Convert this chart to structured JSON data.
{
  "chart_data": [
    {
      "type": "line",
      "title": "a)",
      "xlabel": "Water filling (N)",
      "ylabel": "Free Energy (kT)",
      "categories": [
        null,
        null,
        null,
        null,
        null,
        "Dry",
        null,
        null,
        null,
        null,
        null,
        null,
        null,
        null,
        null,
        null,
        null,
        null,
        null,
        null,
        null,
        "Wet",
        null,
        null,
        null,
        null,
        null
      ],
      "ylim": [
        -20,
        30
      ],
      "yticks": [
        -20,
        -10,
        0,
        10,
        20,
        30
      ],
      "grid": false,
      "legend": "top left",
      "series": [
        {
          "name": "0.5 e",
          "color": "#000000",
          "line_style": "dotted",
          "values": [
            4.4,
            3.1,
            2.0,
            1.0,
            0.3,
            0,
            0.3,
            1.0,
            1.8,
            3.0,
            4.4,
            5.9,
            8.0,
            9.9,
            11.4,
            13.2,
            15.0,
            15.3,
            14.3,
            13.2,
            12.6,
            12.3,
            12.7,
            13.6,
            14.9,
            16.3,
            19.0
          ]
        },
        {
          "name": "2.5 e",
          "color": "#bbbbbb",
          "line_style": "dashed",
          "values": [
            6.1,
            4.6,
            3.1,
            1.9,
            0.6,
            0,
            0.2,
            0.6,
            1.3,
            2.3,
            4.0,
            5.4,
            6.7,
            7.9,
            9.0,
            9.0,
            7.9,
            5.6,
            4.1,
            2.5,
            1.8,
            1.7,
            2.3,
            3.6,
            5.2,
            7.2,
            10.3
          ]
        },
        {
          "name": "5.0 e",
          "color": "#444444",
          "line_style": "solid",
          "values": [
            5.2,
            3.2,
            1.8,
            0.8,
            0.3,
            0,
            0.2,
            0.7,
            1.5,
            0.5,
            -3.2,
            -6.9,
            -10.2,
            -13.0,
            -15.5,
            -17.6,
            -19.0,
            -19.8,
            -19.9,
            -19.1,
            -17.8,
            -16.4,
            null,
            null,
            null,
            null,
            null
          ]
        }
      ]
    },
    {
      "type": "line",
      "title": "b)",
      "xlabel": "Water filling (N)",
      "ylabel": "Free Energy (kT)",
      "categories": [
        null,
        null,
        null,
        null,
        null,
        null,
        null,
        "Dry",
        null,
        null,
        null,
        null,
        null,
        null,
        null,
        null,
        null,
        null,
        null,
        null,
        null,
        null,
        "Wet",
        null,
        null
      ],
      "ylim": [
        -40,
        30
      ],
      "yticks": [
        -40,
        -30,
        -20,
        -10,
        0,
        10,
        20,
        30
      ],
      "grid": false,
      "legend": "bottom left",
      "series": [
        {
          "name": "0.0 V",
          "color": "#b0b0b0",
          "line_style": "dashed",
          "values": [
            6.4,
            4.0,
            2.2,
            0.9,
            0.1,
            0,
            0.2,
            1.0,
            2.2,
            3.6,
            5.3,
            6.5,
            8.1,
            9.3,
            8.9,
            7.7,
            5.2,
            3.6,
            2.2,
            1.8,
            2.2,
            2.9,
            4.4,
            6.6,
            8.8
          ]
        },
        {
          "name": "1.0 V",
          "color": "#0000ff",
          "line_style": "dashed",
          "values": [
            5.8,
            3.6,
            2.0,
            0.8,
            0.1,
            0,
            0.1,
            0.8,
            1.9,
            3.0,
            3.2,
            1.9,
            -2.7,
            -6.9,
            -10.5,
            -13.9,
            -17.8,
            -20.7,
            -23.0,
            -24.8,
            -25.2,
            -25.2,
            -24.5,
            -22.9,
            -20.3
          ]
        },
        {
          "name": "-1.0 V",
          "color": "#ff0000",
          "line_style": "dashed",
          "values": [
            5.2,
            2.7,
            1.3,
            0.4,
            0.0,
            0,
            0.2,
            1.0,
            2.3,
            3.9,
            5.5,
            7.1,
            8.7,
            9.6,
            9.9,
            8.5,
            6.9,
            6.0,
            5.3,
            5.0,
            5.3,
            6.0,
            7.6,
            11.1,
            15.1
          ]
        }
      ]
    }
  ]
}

### Stated goal
Copy each line containing the word "color" from the data.

### Result
          "color": "#000000",
          "color": "#bbbbbb",
          "color": "#444444",
          "color": "#b0b0b0",
          "color": "#0000ff",
          "color": "#ff0000",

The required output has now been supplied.